Task objective: Please quote every line word for word.

Data entries
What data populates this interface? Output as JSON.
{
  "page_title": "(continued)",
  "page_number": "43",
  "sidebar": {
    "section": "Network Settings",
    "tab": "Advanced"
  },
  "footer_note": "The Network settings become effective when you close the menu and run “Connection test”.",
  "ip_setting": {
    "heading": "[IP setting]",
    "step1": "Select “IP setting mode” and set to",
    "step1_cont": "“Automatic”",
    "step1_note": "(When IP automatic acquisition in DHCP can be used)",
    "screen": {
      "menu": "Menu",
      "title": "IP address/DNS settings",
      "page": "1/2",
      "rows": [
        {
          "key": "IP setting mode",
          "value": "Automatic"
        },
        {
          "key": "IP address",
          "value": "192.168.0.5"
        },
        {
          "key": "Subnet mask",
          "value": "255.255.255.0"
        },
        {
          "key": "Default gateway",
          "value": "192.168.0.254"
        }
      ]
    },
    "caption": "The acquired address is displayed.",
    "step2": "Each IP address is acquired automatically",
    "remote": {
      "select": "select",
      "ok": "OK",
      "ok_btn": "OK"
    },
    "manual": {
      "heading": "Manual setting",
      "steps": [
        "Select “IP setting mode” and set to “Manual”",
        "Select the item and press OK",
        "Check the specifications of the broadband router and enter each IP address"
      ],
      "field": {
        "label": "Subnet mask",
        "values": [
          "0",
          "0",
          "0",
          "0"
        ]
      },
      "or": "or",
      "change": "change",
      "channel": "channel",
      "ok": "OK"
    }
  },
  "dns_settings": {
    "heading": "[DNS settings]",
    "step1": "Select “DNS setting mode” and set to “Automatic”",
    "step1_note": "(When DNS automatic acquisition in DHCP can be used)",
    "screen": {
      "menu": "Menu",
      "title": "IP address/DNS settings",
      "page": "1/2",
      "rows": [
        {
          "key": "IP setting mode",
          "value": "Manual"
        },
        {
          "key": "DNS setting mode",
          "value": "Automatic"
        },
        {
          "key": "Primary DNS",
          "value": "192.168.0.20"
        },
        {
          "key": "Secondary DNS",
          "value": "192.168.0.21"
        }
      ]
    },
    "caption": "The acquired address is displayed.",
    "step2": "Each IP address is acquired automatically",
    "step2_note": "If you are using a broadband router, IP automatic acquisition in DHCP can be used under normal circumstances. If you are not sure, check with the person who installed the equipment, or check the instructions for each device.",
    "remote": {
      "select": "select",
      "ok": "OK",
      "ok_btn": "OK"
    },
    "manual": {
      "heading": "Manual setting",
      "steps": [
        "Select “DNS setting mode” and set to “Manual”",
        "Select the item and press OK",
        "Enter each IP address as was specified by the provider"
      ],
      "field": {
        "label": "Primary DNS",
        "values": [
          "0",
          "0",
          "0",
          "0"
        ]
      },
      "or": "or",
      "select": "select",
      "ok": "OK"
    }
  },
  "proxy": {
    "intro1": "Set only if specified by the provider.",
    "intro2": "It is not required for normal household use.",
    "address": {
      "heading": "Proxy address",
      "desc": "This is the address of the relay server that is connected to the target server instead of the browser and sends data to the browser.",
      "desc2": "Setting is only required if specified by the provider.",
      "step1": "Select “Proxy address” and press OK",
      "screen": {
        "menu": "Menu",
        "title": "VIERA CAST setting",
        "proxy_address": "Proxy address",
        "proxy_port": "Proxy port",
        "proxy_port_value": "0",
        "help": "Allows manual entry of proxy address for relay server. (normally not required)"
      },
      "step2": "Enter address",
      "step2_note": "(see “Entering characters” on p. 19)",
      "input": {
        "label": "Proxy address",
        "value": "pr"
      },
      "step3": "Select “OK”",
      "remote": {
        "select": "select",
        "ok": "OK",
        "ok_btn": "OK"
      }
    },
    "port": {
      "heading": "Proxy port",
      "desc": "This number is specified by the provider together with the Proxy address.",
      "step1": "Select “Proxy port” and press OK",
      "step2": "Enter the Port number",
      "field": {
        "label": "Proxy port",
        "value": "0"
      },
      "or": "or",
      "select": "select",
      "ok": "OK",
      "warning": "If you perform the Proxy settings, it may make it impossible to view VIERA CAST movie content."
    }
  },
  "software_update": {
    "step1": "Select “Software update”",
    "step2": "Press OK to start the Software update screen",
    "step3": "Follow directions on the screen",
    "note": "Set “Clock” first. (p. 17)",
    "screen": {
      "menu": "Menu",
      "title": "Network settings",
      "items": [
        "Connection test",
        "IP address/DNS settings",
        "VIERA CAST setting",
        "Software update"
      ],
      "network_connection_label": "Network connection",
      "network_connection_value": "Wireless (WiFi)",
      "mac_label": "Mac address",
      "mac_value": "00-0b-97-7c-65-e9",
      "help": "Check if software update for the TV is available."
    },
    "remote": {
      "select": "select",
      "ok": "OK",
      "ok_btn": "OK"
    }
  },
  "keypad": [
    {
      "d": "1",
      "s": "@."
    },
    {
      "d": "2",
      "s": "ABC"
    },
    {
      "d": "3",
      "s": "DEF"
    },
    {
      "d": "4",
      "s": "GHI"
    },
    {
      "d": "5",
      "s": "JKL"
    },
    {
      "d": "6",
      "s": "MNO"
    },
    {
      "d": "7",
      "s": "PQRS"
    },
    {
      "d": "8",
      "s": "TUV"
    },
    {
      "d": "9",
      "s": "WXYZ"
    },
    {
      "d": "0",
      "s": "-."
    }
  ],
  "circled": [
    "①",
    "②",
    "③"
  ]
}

Task response:
What data populates this interface? Output as JSON.
{
  "page_title": "(continued)",
  "page_number": "43",
  "sidebar": {
    "section": "Network Settings",
    "tab": "Advanced"
  },
  "footer_note": "The Network settings become effective when you close the menu and run “Connection test”.",
  "ip_setting": {
    "heading": "[IP setting]",
    "step1": "Select “IP setting mode” and set to",
    "step1_cont": "“Automatic”",
    "step1_note": "(When IP automatic acquisition in DHCP can be used)",
    "screen": {
      "menu": "Menu",
      "title": "IP address/DNS settings",
      "page": "1/2",
      "rows": [
        {
          "key": "IP setting mode",
          "value": "Automatic"
        },
        {
          "key": "IP address",
          "value": "192.168.0.5"
        },
        {
          "key": "Subnet mask",
          "value": "255.255.255.0"
        },
        {
          "key": "Default gateway",
          "value": "192.168.0.254"
        }
      ]
    },
    "caption": "The acquired address is displayed.",
    "step2": "Each IP address is acquired automatically",
    "remote": {
      "select": "select",
      "ok": "OK",
      "ok_btn": "OK"
    },
    "manual": {
      "heading": "Manual setting",
      "steps": [
        "Select “IP setting mode” and set to “Manual”",
        "Select the item and press OK",
        "Check the specifications of the broadband router and enter each IP address"
      ],
      "field": {
        "label": "Subnet mask",
        "values": [
          "0",
          "0",
          "0",
          "0"
        ]
      },
      "or": "or",
      "change": "change",
      "channel": "channel",
      "ok": "OK"
    }
  },
  "dns_settings": {
    "heading": "[DNS settings]",
    "step1": "Select “DNS setting mode” and set to “Automatic”",
    "step1_note": "(When DNS automatic acquisition in DHCP can be used)",
    "screen": {
      "menu": "Menu",
      "title": "IP address/DNS settings",
      "page": "1/2",
      "rows": [
        {
          "key": "IP setting mode",
          "value": "Manual"
        },
        {
          "key": "DNS setting mode",
          "value": "Automatic"
        },
        {
          "key": "Primary DNS",
          "value": "192.168.0.20"
        },
        {
          "key": "Secondary DNS",
          "value": "192.168.0.21"
        }
      ]
    },
    "caption": "The acquired address is displayed.",
    "step2": "Each IP address is acquired automatically",
    "step2_note": "If you are using a broadband router, IP automatic acquisition in DHCP can be used under normal circumstances. If you are not sure, check with the person who installed the equipment, or check the instructions for each device.",
    "remote": {
      "select": "select",
      "ok": "OK",
      "ok_btn": "OK"
    },
    "manual": {
      "heading": "Manual setting",
      "steps": [
        "Select “DNS setting mode” and set to “Manual”",
        "Select the item and press OK",
        "Enter each IP address as was specified by the provider"
      ],
      "field": {
        "label": "Primary DNS",
        "values": [
          "0",
          "0",
          "0",
          "0"
        ]
      },
      "or": "or",
      "select": "select",
      "ok": "OK"
    }
  },
  "proxy": {
    "intro1": "Set only if specified by the provider.",
    "intro2": "It is not required for normal household use.",
    "address": {
      "heading": "Proxy address",
      "desc": "This is the address of the relay server that is connected to the target server instead of the browser and sends data to the browser.",
      "desc2": "Setting is only required if specified by the provider.",
      "step1": "Select “Proxy address” and press OK",
      "screen": {
        "menu": "Menu",
        "title": "VIERA CAST setting",
        "proxy_address": "Proxy address",
        "proxy_port": "Proxy port",
        "proxy_port_value": "0",
        "help": "Allows manual entry of proxy address for relay server. (normally not required)"
      },
      "step2": "Enter address",
      "step2_note": "(see “Entering characters” on p. 19)",
      "input": {
        "label": "Proxy address",
        "value": "pr"
      },
      "step3": "Select “OK”",
      "remote": {
        "select": "select",
        "ok": "OK",
        "ok_btn": "OK"
      }
    },
    "port": {
      "heading": "Proxy port",
      "desc": "This number is specified by the provider together with the Proxy address.",
      "step1": "Select “Proxy port” and press OK",
      "step2": "Enter the Port number",
      "field": {
        "label": "Proxy port",
        "value": "0"
      },
      "or": "or",
      "select": "select",
      "ok": "OK",
      "warning": "If you perform the Proxy settings, it may make it impossible to view VIERA CAST movie content."
    }
  },
  "software_update": {
    "step1": "Select “Software update”",
    "step2": "Press OK to start the Software update screen",
    "step3": "Follow directions on the screen",
    "note": "Set “Clock” first. (p. 17)",
    "screen": {
      "menu": "Menu",
      "title": "Network settings",
      "items": [
        "Connection test",
        "IP address/DNS settings",
        "VIERA CAST setting",
        "Software update"
      ],
      "network_connection_label": "Network connection",
      "network_connection_value": "Wireless (WiFi)",
      "mac_label": "Mac address",
      "mac_value": "00-0b-97-7c-65-e9",
      "help": "Check if software update for the TV is available."
    },
    "remote": {
      "select": "select",
      "ok": "OK",
      "ok_btn": "OK"
    }
  },
  "keypad": [
    {
      "d": "1",
      "s": "@."
    },
    {
      "d": "2",
      "s": "ABC"
    },
    {
      "d": "3",
      "s": "DEF"
    },
    {
      "d": "4",
      "s": "GHI"
    },
    {
      "d": "5",
      "s": "JKL"
    },
    {
      "d": "6",
      "s": "MNO"
    },
    {
      "d": "7",
      "s": "PQRS"
    },
    {
      "d": "8",
      "s": "TUV"
    },
    {
      "d": "9",
      "s": "WXYZ"
    },
    {
      "d": "0",
      "s": "-."
    }
  ],
  "circled": [
    "①",
    "②",
    "③"
  ]
}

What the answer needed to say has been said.